__PROBLEM STATEMENT__.
Rewrite the data below as a JSON list of strings, one string for each line, with blank lines left out.

Layout annotation data:
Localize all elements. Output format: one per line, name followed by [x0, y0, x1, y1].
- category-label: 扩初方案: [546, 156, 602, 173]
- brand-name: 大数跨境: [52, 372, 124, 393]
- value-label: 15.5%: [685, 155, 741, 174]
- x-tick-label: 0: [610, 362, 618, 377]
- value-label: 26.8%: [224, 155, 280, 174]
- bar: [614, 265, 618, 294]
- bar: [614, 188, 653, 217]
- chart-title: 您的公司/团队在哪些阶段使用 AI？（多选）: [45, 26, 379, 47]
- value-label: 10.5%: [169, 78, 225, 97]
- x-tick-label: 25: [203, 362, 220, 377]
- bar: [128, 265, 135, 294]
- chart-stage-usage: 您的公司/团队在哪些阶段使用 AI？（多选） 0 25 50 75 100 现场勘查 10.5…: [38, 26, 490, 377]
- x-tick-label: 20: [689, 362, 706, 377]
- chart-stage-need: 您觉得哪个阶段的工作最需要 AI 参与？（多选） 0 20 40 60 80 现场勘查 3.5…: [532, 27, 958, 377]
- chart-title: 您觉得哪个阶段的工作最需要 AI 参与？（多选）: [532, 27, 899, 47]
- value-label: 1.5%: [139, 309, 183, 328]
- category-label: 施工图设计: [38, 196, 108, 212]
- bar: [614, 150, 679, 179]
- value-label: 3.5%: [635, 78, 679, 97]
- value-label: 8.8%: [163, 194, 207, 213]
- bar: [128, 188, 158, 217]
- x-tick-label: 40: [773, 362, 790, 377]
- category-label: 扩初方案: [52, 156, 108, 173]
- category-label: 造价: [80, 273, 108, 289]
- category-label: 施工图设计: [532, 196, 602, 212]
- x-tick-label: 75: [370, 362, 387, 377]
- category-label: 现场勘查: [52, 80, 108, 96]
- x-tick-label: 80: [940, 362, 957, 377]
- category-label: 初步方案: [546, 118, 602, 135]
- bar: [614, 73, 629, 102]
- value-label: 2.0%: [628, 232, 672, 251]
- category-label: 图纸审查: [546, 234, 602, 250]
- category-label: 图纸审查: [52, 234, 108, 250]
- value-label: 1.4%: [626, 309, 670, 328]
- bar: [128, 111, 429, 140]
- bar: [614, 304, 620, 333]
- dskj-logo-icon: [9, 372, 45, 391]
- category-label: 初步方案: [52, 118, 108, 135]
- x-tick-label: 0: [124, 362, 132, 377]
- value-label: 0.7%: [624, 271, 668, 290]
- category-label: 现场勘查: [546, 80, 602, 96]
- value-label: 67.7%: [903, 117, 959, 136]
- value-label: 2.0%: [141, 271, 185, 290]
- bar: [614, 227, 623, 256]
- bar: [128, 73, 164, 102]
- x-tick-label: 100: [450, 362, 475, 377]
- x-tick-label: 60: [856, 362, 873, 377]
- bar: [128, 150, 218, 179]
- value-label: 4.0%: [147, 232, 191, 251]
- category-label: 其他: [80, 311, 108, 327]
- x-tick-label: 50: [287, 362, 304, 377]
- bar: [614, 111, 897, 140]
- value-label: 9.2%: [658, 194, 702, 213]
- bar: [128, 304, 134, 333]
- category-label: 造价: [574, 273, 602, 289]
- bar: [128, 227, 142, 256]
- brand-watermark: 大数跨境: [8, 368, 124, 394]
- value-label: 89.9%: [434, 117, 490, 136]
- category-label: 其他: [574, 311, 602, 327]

__SOLUTION FOR THIS EXERCISE__.
[
  "Localize all elements. Output format: one per line, name followed by [x0, y0, x1, y1].",
  "- category-label: 扩初方案: [546, 156, 602, 173]",
  "- brand-name: 大数跨境: [52, 372, 124, 393]",
  "- value-label: 15.5%: [685, 155, 741, 174]",
  "- x-tick-label: 0: [610, 362, 618, 377]",
  "- value-label: 26.8%: [224, 155, 280, 174]",
  "- bar: [614, 265, 618, 294]",
  "- bar: [614, 188, 653, 217]",
  "- chart-title: 您的公司/团队在哪些阶段使用 AI？（多选）: [45, 26, 379, 47]",
  "- value-label: 10.5%: [169, 78, 225, 97]",
  "- x-tick-label: 25: [203, 362, 220, 377]",
  "- bar: [128, 265, 135, 294]",
  "- chart-stage-usage: 您的公司/团队在哪些阶段使用 AI？（多选） 0 25 50 75 100 现场勘查 10.5…: [38, 26, 490, 377]",
  "- x-tick-label: 20: [689, 362, 706, 377]",
  "- chart-stage-need: 您觉得哪个阶段的工作最需要 AI 参与？（多选） 0 20 40 60 80 现场勘查 3.5…: [532, 27, 958, 377]",
  "- chart-title: 您觉得哪个阶段的工作最需要 AI 参与？（多选）: [532, 27, 899, 47]",
  "- value-label: 1.5%: [139, 309, 183, 328]",
  "- category-label: 施工图设计: [38, 196, 108, 212]",
  "- bar: [614, 150, 679, 179]",
  "- value-label: 3.5%: [635, 78, 679, 97]",
  "- value-label: 8.8%: [163, 194, 207, 213]",
  "- bar: [128, 188, 158, 217]",
  "- x-tick-label: 40: [773, 362, 790, 377]",
  "- category-label: 扩初方案: [52, 156, 108, 173]",
  "- category-label: 造价: [80, 273, 108, 289]",
  "- category-label: 施工图设计: [532, 196, 602, 212]",
  "- x-tick-label: 75: [370, 362, 387, 377]",
  "- category-label: 现场勘查: [52, 80, 108, 96]",
  "- x-tick-label: 80: [940, 362, 957, 377]",
  "- category-label: 初步方案: [546, 118, 602, 135]",
  "- bar: [614, 73, 629, 102]",
  "- value-label: 2.0%: [628, 232, 672, 251]",
  "- category-label: 图纸审查: [546, 234, 602, 250]",
  "- category-label: 图纸审查: [52, 234, 108, 250]",
  "- value-label: 1.4%: [626, 309, 670, 328]",
  "- bar: [128, 111, 429, 140]",
  "- bar: [614, 304, 620, 333]",
  "- dskj-logo-icon: [9, 372, 45, 391]",
  "- category-label: 初步方案: [52, 118, 108, 135]",
  "- x-tick-label: 0: [124, 362, 132, 377]",
  "- value-label: 0.7%: [624, 271, 668, 290]",
  "- category-label: 现场勘查: [546, 80, 602, 96]",
  "- value-label: 67.7%: [903, 117, 959, 136]",
  "- value-label: 2.0%: [141, 271, 185, 290]",
  "- bar: [614, 227, 623, 256]",
  "- bar: [128, 73, 164, 102]",
  "- x-tick-label: 100: [450, 362, 475, 377]",
  "- x-tick-label: 60: [856, 362, 873, 377]",
  "- bar: [128, 150, 218, 179]",
  "- value-label: 4.0%: [147, 232, 191, 251]",
  "- category-label: 其他: [80, 311, 108, 327]",
  "- x-tick-label: 50: [287, 362, 304, 377]",
  "- bar: [614, 111, 897, 140]",
  "- value-label: 9.2%: [658, 194, 702, 213]",
  "- bar: [128, 304, 134, 333]",
  "- category-label: 造价: [574, 273, 602, 289]",
  "- bar: [128, 227, 142, 256]",
  "- brand-watermark: 大数跨境: [8, 368, 124, 394]",
  "- value-label: 89.9%: [434, 117, 490, 136]",
  "- category-label: 其他: [574, 311, 602, 327]"
]